**Directions**
Go through the listing below and list every line with "新航路开辟以后".

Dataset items
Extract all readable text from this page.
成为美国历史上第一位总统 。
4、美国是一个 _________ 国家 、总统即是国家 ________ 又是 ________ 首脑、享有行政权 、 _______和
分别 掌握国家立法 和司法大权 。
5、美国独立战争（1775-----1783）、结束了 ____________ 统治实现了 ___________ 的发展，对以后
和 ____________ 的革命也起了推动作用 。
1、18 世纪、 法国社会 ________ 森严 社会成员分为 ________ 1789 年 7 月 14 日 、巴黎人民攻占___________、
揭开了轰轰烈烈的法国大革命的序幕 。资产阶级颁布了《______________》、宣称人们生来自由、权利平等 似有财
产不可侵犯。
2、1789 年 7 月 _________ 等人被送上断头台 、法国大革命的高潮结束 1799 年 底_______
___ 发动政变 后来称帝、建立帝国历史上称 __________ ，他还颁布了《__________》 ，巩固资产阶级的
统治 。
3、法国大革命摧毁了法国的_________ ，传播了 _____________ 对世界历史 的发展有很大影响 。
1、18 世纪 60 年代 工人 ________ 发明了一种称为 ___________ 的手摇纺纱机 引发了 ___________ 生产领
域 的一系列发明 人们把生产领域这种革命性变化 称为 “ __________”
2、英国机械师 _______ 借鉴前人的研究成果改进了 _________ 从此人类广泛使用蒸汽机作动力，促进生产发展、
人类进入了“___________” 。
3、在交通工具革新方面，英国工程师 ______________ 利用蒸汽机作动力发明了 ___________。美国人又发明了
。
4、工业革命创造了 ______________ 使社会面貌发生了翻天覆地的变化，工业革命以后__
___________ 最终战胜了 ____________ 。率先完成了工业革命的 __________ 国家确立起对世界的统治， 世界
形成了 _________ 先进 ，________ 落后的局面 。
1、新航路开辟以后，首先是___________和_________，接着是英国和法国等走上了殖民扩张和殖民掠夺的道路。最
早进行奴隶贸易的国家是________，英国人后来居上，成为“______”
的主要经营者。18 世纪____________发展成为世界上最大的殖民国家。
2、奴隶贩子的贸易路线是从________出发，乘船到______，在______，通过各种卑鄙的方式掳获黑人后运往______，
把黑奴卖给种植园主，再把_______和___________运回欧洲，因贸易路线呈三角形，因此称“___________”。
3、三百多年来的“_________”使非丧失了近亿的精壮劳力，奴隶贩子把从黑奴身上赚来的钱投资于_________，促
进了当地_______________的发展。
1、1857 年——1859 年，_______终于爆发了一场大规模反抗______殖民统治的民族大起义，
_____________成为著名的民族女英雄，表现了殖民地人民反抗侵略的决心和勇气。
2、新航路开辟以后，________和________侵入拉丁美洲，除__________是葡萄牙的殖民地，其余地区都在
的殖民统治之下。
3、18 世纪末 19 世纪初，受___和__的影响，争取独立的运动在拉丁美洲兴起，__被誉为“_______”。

**The output**
1、新航路开辟以后，首先是___________和_________，接着是英国和法国等走上了殖民扩张和殖民掠夺的道路。最
2、新航路开辟以后，________和________侵入拉丁美洲，除__________是葡萄牙的殖民地，其余地区都在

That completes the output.